- _Exercise_:
Set down the full listing exactly as given. Any pictures are to be left out.

- _Entries shown_:
---

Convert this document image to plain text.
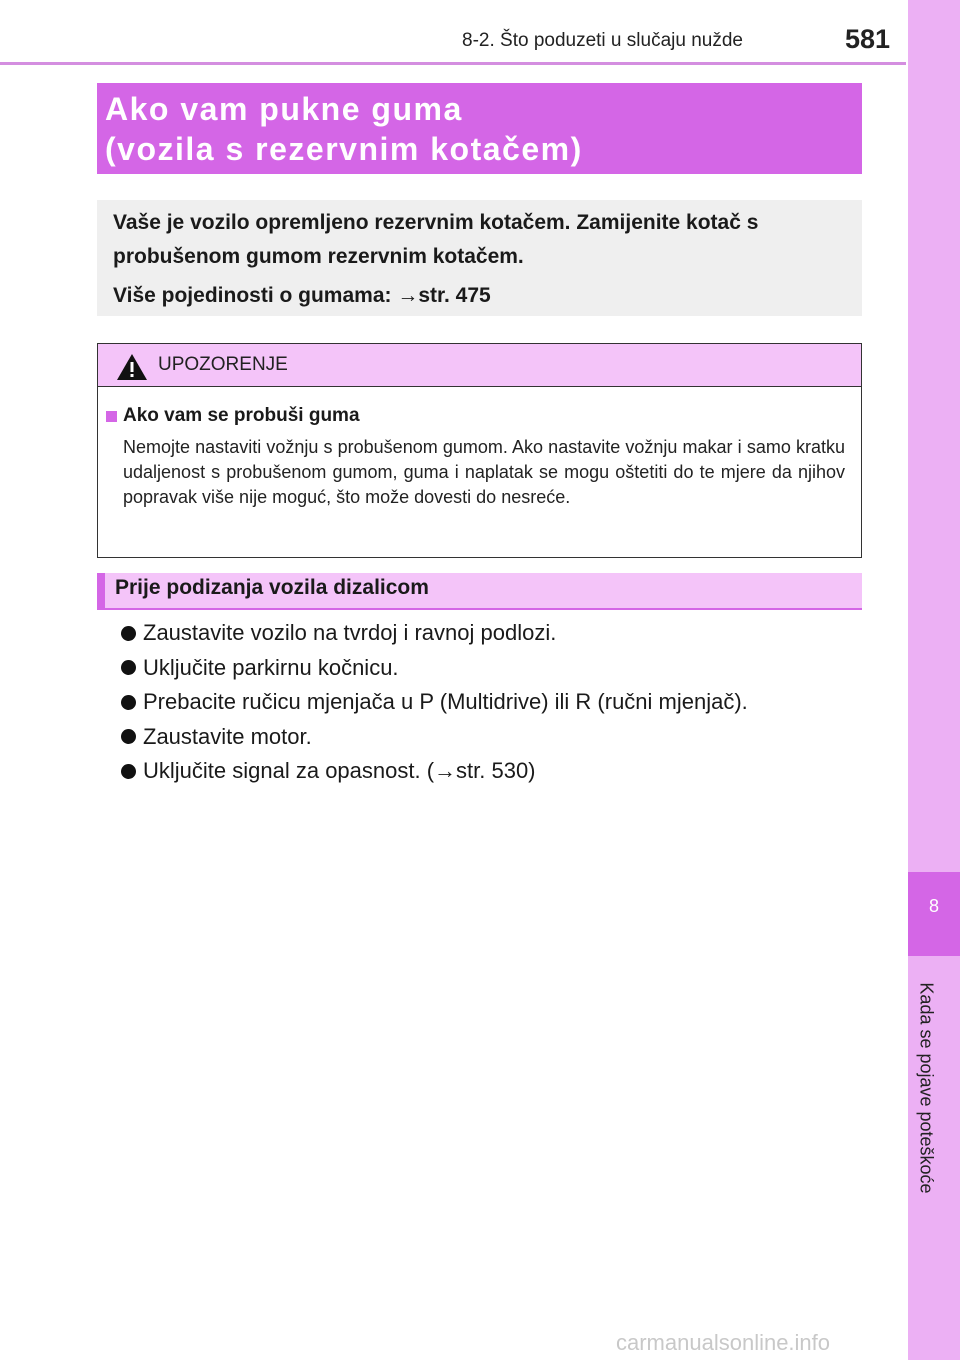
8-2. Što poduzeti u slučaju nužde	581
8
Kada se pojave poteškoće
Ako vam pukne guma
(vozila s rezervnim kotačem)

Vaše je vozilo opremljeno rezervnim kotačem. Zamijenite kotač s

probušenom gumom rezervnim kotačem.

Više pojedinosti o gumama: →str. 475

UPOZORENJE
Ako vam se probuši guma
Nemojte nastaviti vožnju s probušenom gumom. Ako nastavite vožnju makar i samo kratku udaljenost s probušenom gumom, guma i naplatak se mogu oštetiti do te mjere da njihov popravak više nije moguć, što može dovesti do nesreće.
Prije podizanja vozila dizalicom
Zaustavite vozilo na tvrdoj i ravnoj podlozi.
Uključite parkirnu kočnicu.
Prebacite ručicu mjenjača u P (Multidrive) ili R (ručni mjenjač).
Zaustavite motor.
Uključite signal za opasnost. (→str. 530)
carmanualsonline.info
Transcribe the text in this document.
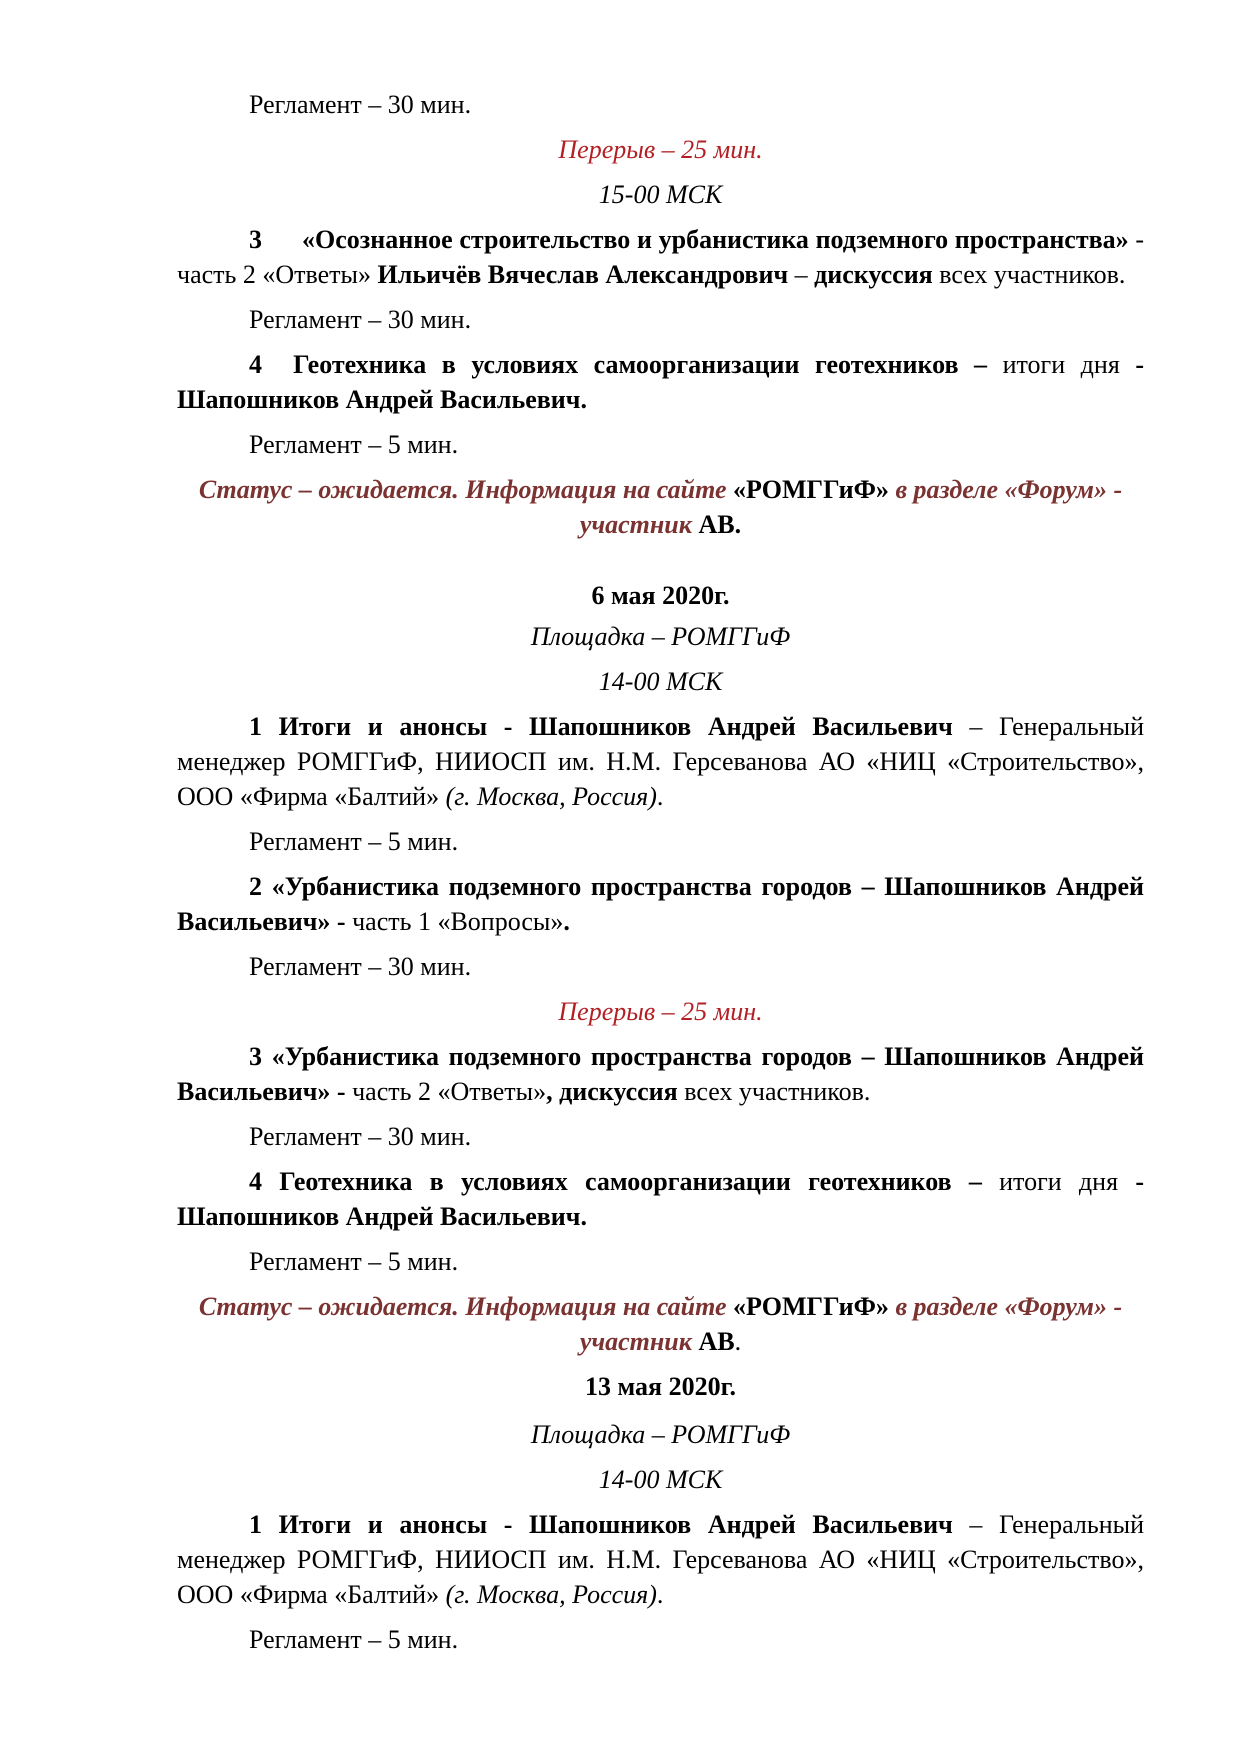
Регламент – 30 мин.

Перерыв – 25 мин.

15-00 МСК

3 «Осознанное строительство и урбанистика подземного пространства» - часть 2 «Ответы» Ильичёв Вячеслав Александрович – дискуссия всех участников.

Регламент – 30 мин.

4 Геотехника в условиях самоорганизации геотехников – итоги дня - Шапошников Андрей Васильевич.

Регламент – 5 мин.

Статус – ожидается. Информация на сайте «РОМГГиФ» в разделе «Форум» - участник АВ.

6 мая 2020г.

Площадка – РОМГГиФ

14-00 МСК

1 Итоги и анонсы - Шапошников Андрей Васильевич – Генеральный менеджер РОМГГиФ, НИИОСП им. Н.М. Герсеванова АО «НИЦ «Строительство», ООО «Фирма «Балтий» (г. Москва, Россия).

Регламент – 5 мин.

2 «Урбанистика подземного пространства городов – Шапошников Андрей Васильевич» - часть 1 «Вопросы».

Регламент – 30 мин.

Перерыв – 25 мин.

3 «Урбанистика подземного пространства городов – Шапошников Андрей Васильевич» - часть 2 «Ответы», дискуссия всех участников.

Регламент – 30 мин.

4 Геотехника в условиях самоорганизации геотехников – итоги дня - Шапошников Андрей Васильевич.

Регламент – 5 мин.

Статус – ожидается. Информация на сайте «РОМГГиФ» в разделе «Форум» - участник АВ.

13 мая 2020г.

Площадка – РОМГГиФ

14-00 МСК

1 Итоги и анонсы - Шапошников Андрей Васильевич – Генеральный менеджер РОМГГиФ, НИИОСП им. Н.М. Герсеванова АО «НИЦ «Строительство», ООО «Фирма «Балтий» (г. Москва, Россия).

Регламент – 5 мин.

---

- _Result for this task_:
Convert this document image to plain text.
8-2. Što poduzeti u slučaju nužde	581
8
Kada se pojave poteškoće
Ako vam pukne guma
(vozila s rezervnim kotačem)

Vaše je vozilo opremljeno rezervnim kotačem. Zamijenite kotač s

probušenom gumom rezervnim kotačem.

Više pojedinosti o gumama: →str. 475

UPOZORENJE
Ako vam se probuši guma
Nemojte nastaviti vožnju s probušenom gumom. Ako nastavite vožnju makar i samo kratku udaljenost s probušenom gumom, guma i naplatak se mogu oštetiti do te mjere da njihov popravak više nije moguć, što može dovesti do nesreće.
Prije podizanja vozila dizalicom
Zaustavite vozilo na tvrdoj i ravnoj podlozi.
Uključite parkirnu kočnicu.
Prebacite ručicu mjenjača u P (Multidrive) ili R (ručni mjenjač).
Zaustavite motor.
Uključite signal za opasnost. (→str. 530)
carmanualsonline.info
Transcribe the text in this document.
Регламент – 30 мин.

Перерыв – 25 мин.

15-00 МСК

3 «Осознанное строительство и урбанистика подземного пространства» - часть 2 «Ответы» Ильичёв Вячеслав Александрович – дискуссия всех участников.

Регламент – 30 мин.

4 Геотехника в условиях самоорганизации геотехников – итоги дня - Шапошников Андрей Васильевич.

Регламент – 5 мин.

Статус – ожидается. Информация на сайте «РОМГГиФ» в разделе «Форум» - участник АВ.

6 мая 2020г.

Площадка – РОМГГиФ

14-00 МСК

1 Итоги и анонсы - Шапошников Андрей Васильевич – Генеральный менеджер РОМГГиФ, НИИОСП им. Н.М. Герсеванова АО «НИЦ «Строительство», ООО «Фирма «Балтий» (г. Москва, Россия).

Регламент – 5 мин.

2 «Урбанистика подземного пространства городов – Шапошников Андрей Васильевич» - часть 1 «Вопросы».

Регламент – 30 мин.

Перерыв – 25 мин.

3 «Урбанистика подземного пространства городов – Шапошников Андрей Васильевич» - часть 2 «Ответы», дискуссия всех участников.

Регламент – 30 мин.

4 Геотехника в условиях самоорганизации геотехников – итоги дня - Шапошников Андрей Васильевич.

Регламент – 5 мин.

Статус – ожидается. Информация на сайте «РОМГГиФ» в разделе «Форум» - участник АВ.

13 мая 2020г.

Площадка – РОМГГиФ

14-00 МСК

1 Итоги и анонсы - Шапошников Андрей Васильевич – Генеральный менеджер РОМГГиФ, НИИОСП им. Н.М. Герсеванова АО «НИЦ «Строительство», ООО «Фирма «Балтий» (г. Москва, Россия).

Регламент – 5 мин.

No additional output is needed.